▶ **Data in this exercise**
=-=-=

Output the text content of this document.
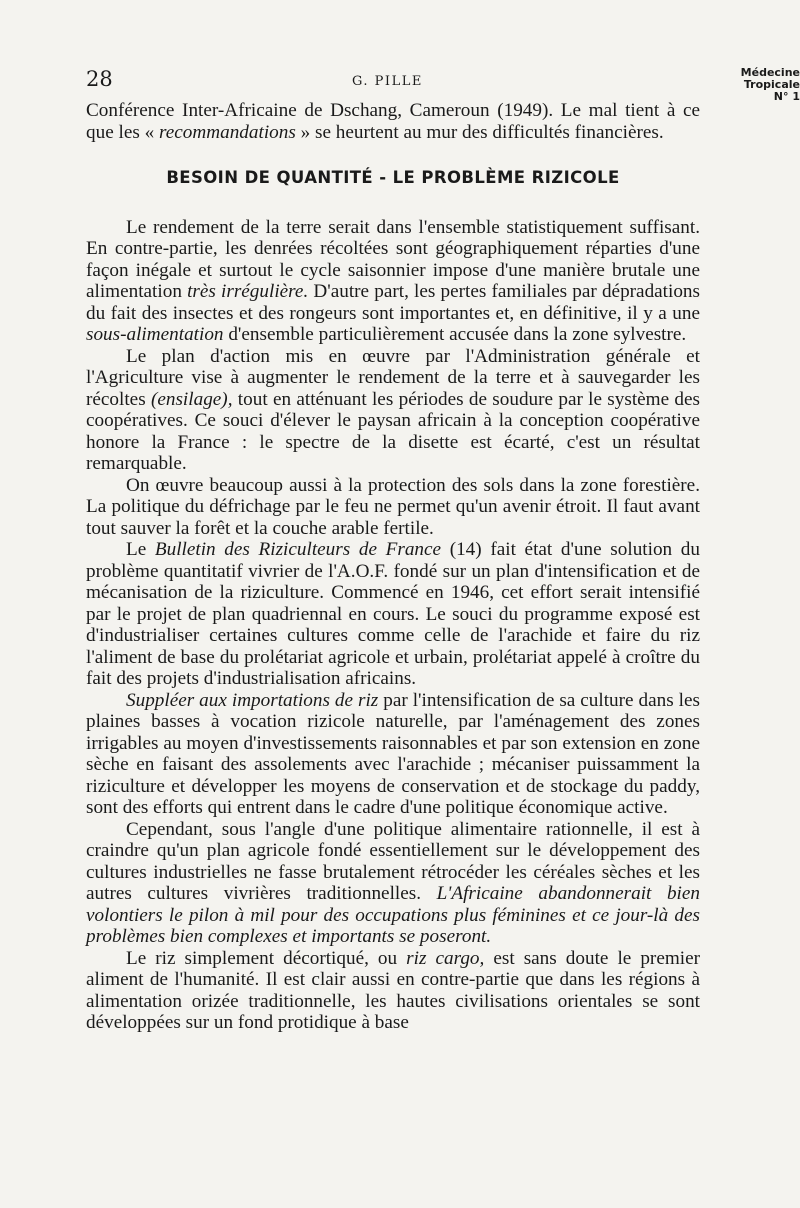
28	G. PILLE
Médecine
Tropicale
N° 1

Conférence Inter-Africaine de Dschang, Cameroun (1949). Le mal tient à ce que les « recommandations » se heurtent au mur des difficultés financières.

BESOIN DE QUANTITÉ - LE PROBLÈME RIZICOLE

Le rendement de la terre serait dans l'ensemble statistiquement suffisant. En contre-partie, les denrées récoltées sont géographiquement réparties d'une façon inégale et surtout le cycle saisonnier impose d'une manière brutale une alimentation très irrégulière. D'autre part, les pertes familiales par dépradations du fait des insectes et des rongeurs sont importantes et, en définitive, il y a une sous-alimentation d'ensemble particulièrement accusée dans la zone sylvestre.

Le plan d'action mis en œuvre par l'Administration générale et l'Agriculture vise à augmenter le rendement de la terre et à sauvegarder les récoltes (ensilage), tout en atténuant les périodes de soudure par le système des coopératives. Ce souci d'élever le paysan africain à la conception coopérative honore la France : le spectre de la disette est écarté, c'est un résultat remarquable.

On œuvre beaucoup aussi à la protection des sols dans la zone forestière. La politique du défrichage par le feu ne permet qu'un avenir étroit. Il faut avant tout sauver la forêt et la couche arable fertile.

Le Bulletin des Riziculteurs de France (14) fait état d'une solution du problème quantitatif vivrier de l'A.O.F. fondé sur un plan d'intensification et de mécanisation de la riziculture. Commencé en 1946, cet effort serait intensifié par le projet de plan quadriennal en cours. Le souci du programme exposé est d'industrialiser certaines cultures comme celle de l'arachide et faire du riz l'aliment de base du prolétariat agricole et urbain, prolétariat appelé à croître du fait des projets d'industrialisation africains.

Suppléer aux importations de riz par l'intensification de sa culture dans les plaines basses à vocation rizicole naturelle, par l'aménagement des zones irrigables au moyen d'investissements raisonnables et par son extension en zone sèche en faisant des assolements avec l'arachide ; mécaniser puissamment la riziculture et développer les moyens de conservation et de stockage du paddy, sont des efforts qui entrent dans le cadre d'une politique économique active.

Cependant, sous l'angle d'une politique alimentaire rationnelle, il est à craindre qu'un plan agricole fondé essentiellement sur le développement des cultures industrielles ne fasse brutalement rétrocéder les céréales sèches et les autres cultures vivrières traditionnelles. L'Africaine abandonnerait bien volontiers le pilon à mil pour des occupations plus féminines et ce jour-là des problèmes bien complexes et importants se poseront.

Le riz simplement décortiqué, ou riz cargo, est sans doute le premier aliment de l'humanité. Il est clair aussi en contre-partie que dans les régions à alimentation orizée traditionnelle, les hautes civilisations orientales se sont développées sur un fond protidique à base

=-=-=

▶ **What the exercise asks**
Among the lines of the material, find those that hold the word "Africaine" and copy them.

▶ **Exercise response**
Conférence Inter-Africaine de Dschang, Cameroun (1949). Le mal tient à ce que les « recommandations » se heurtent au mur des difficultés financières.
Cependant, sous l'angle d'une politique alimentaire rationnelle, il est à craindre qu'un plan agricole fondé essentiellement sur le développement des cultures industrielles ne fasse brutalement rétrocéder les céréales sèches et les autres cultures vivrières traditionnelles. L'Africaine abandonnerait bien volontiers le pilon à mil pour des occupations plus féminines et ce jour-là des problèmes bien complexes et importants se poseront.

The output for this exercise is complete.